#### Data shown:
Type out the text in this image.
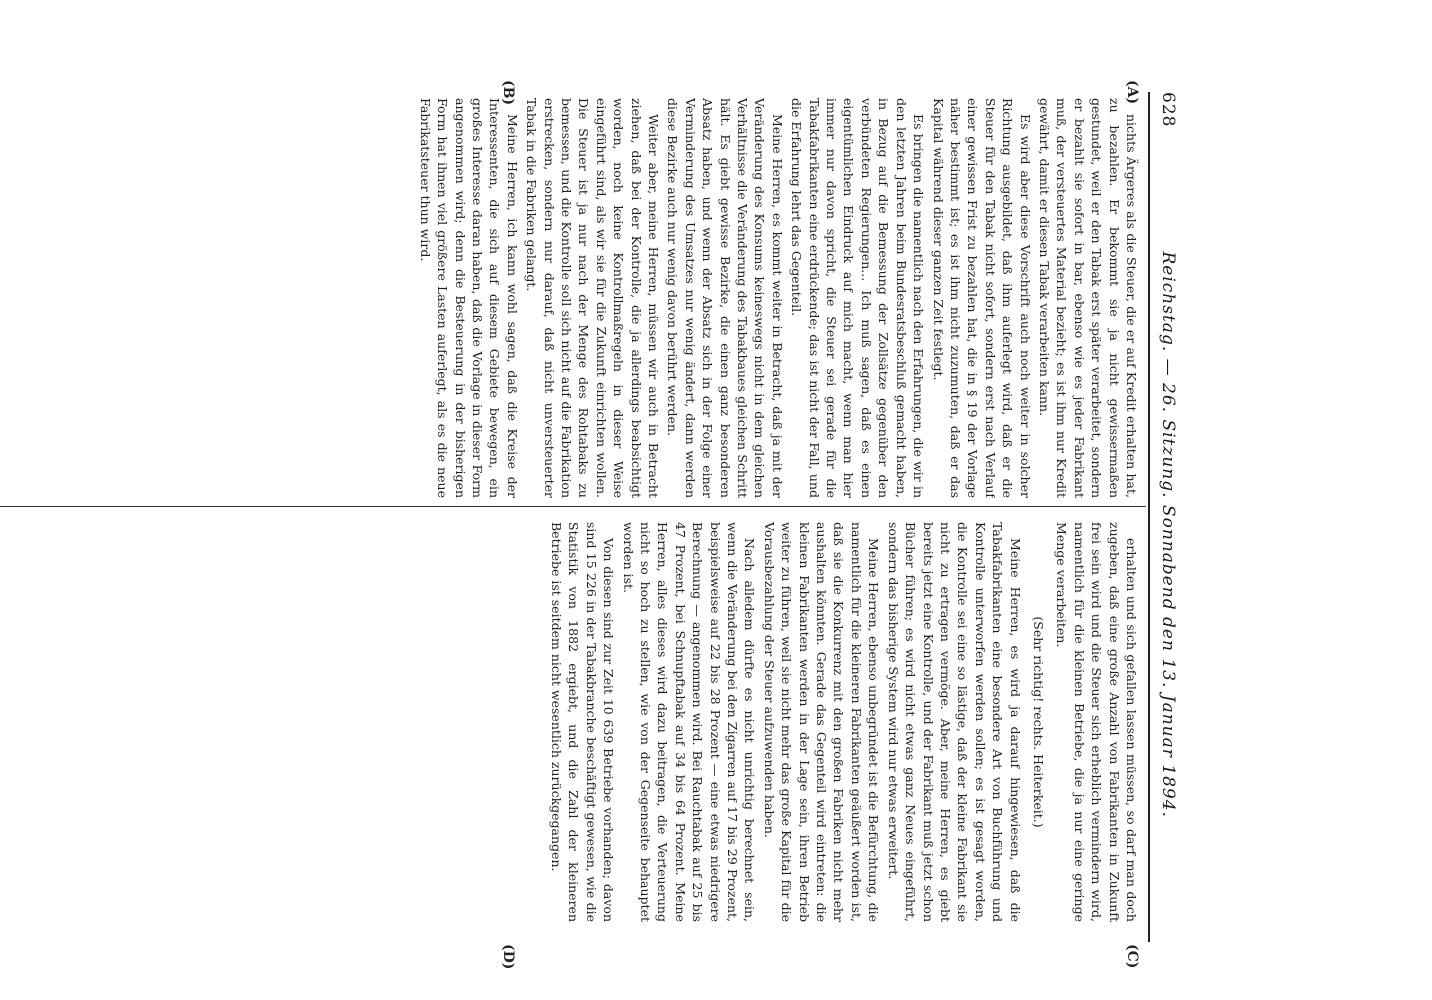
628
Reichstag. — 26. Sitzung. Sonnabend den 13. Januar 1894.
(A)
(B)
(C)
(D)

nichts Ärgeres als die Steuer, die er auf Kredit erhalten hat, zu bezahlen. Er bekommt sie ja nicht gewissermaßen gestundet, weil er den Tabak erst später verarbeitet, sondern er bezahlt sie sofort in bar, ebenso wie es jeder Fabrikant muß, der versteuertes Material bezieht; es ist ihm nur Kredit gewährt, damit er diesen Tabak verarbeiten kann.

Es wird aber diese Vorschrift auch noch weiter in solcher Richtung ausgebildet, daß ihm auferlegt wird, daß er die Steuer für den Tabak nicht sofort, sondern erst nach Verlauf einer gewissen Frist zu bezahlen hat, die in § 19 der Vorlage näher bestimmt ist; es ist ihm nicht zuzumuten, daß er das Kapital während dieser ganzen Zeit festlegt.

Es bringen die namentlich nach den Erfahrungen, die wir in den letzten Jahren beim Bundesratsbeschluß gemacht haben, in Bezug auf die Bemessung der Zollsätze gegenüber den verbündeten Regierungen... Ich muß sagen, daß es einen eigentümlichen Eindruck auf mich macht, wenn man hier immer nur davon spricht, die Steuer sei gerade für die Tabakfabrikanten eine erdrückende; das ist nicht der Fall, und die Erfahrung lehrt das Gegenteil.

Meine Herren, es kommt weiter in Betracht, daß ja mit der Veränderung des Konsums keineswegs nicht in dem gleichen Verhältnisse die Veränderung des Tabakbaues gleichen Schritt hält. Es giebt gewisse Bezirke, die einen ganz besonderen Absatz haben, und wenn der Absatz sich in der Folge einer Verminderung des Umsatzes nur wenig ändert, dann werden diese Bezirke auch nur wenig davon berührt werden.

Weiter aber, meine Herren, müssen wir auch in Betracht ziehen, daß bei der Kontrolle, die ja allerdings beabsichtigt worden, noch keine Kontrollmaßregeln in dieser Weise eingeführt sind, als wir sie für die Zukunft einrichten wollen. Die Steuer ist ja nur nach der Menge des Rohtabaks zu bemessen, und die Kontrolle soll sich nicht auf die Fabrikation erstrecken, sondern nur darauf, daß nicht unversteuerter Tabak in die Fabriken gelangt.

Meine Herren, ich kann wohl sagen, daß die Kreise der Interessenten, die sich auf diesem Gebiete bewegen, ein großes Interesse daran haben, daß die Vorlage in dieser Form angenommen wird; denn die Besteuerung in der bisherigen Form hat ihnen viel größere Lasten auferlegt, als es die neue Fabrikatsteuer thun wird.

erhalten und sich gefallen lassen müssen, so darf man doch zugeben, daß eine große Anzahl von Fabrikanten in Zukunft frei sein wird und die Steuer sich erheblich vermindern wird, namentlich für die kleinen Betriebe, die ja nur eine geringe Menge verarbeiten.

(Sehr richtig! rechts. Heiterkeit.)

Meine Herren, es wird ja darauf hingewiesen, daß die Tabakfabrikanten eine besondere Art von Buchführung und Kontrolle unterworfen werden sollen; es ist gesagt worden, die Kontrolle sei eine so lästige, daß der kleine Fabrikant sie nicht zu ertragen vermöge. Aber, meine Herren, es giebt bereits jetzt eine Kontrolle, und der Fabrikant muß jetzt schon Bücher führen; es wird nicht etwas ganz Neues eingeführt, sondern das bisherige System wird nur etwas erweitert.

Meine Herren, ebenso unbegründet ist die Befürchtung, die namentlich für die kleineren Fabrikanten geäußert worden ist, daß sie die Konkurrenz mit den großen Fabriken nicht mehr aushalten könnten. Gerade das Gegenteil wird eintreten: die kleinen Fabrikanten werden in der Lage sein, ihren Betrieb weiter zu führen, weil sie nicht mehr das große Kapital für die Vorausbezahlung der Steuer aufzuwenden haben.

Nach alledem dürfte es nicht unrichtig berechnet sein, wenn die Veränderung bei den Zigarren auf 17 bis 29 Prozent, beispielsweise auf 22 bis 28 Prozent — eine etwas niedrigere Berechnung — angenommen wird. Bei Rauchtabak auf 25 bis 47 Prozent, bei Schnupftabak auf 34 bis 64 Prozent. Meine Herren, alles dieses wird dazu beitragen, die Verteuerung nicht so hoch zu stellen, wie von der Gegenseite behauptet worden ist.

Von diesen sind zur Zeit 10 639 Betriebe vorhanden; davon sind 15 226 in der Tabakbranche beschäftigt gewesen, wie die Statistik von 1882 ergiebt, und die Zahl der kleineren Betriebe ist seitdem nicht wesentlich zurückgegangen.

#### Goal of the exercise:
Write out each entry above once more, exactly as written, and drop the pictures.

#### Exercise response:
Type out the text in this image.
628
Reichstag. — 26. Sitzung. Sonnabend den 13. Januar 1894.
(A)
(B)
(C)
(D)

nichts Ärgeres als die Steuer, die er auf Kredit erhalten hat, zu bezahlen. Er bekommt sie ja nicht gewissermaßen gestundet, weil er den Tabak erst später verarbeitet, sondern er bezahlt sie sofort in bar, ebenso wie es jeder Fabrikant muß, der versteuertes Material bezieht; es ist ihm nur Kredit gewährt, damit er diesen Tabak verarbeiten kann.

Es wird aber diese Vorschrift auch noch weiter in solcher Richtung ausgebildet, daß ihm auferlegt wird, daß er die Steuer für den Tabak nicht sofort, sondern erst nach Verlauf einer gewissen Frist zu bezahlen hat, die in § 19 der Vorlage näher bestimmt ist; es ist ihm nicht zuzumuten, daß er das Kapital während dieser ganzen Zeit festlegt.

Es bringen die namentlich nach den Erfahrungen, die wir in den letzten Jahren beim Bundesratsbeschluß gemacht haben, in Bezug auf die Bemessung der Zollsätze gegenüber den verbündeten Regierungen... Ich muß sagen, daß es einen eigentümlichen Eindruck auf mich macht, wenn man hier immer nur davon spricht, die Steuer sei gerade für die Tabakfabrikanten eine erdrückende; das ist nicht der Fall, und die Erfahrung lehrt das Gegenteil.

Meine Herren, es kommt weiter in Betracht, daß ja mit der Veränderung des Konsums keineswegs nicht in dem gleichen Verhältnisse die Veränderung des Tabakbaues gleichen Schritt hält. Es giebt gewisse Bezirke, die einen ganz besonderen Absatz haben, und wenn der Absatz sich in der Folge einer Verminderung des Umsatzes nur wenig ändert, dann werden diese Bezirke auch nur wenig davon berührt werden.

Weiter aber, meine Herren, müssen wir auch in Betracht ziehen, daß bei der Kontrolle, die ja allerdings beabsichtigt worden, noch keine Kontrollmaßregeln in dieser Weise eingeführt sind, als wir sie für die Zukunft einrichten wollen. Die Steuer ist ja nur nach der Menge des Rohtabaks zu bemessen, und die Kontrolle soll sich nicht auf die Fabrikation erstrecken, sondern nur darauf, daß nicht unversteuerter Tabak in die Fabriken gelangt.

Meine Herren, ich kann wohl sagen, daß die Kreise der Interessenten, die sich auf diesem Gebiete bewegen, ein großes Interesse daran haben, daß die Vorlage in dieser Form angenommen wird; denn die Besteuerung in der bisherigen Form hat ihnen viel größere Lasten auferlegt, als es die neue Fabrikatsteuer thun wird.

erhalten und sich gefallen lassen müssen, so darf man doch zugeben, daß eine große Anzahl von Fabrikanten in Zukunft frei sein wird und die Steuer sich erheblich vermindern wird, namentlich für die kleinen Betriebe, die ja nur eine geringe Menge verarbeiten.

(Sehr richtig! rechts. Heiterkeit.)

Meine Herren, es wird ja darauf hingewiesen, daß die Tabakfabrikanten eine besondere Art von Buchführung und Kontrolle unterworfen werden sollen; es ist gesagt worden, die Kontrolle sei eine so lästige, daß der kleine Fabrikant sie nicht zu ertragen vermöge. Aber, meine Herren, es giebt bereits jetzt eine Kontrolle, und der Fabrikant muß jetzt schon Bücher führen; es wird nicht etwas ganz Neues eingeführt, sondern das bisherige System wird nur etwas erweitert.

Meine Herren, ebenso unbegründet ist die Befürchtung, die namentlich für die kleineren Fabrikanten geäußert worden ist, daß sie die Konkurrenz mit den großen Fabriken nicht mehr aushalten könnten. Gerade das Gegenteil wird eintreten: die kleinen Fabrikanten werden in der Lage sein, ihren Betrieb weiter zu führen, weil sie nicht mehr das große Kapital für die Vorausbezahlung der Steuer aufzuwenden haben.

Nach alledem dürfte es nicht unrichtig berechnet sein, wenn die Veränderung bei den Zigarren auf 17 bis 29 Prozent, beispielsweise auf 22 bis 28 Prozent — eine etwas niedrigere Berechnung — angenommen wird. Bei Rauchtabak auf 25 bis 47 Prozent, bei Schnupftabak auf 34 bis 64 Prozent. Meine Herren, alles dieses wird dazu beitragen, die Verteuerung nicht so hoch zu stellen, wie von der Gegenseite behauptet worden ist.

Von diesen sind zur Zeit 10 639 Betriebe vorhanden; davon sind 15 226 in der Tabakbranche beschäftigt gewesen, wie die Statistik von 1882 ergiebt, und die Zahl der kleineren Betriebe ist seitdem nicht wesentlich zurückgegangen.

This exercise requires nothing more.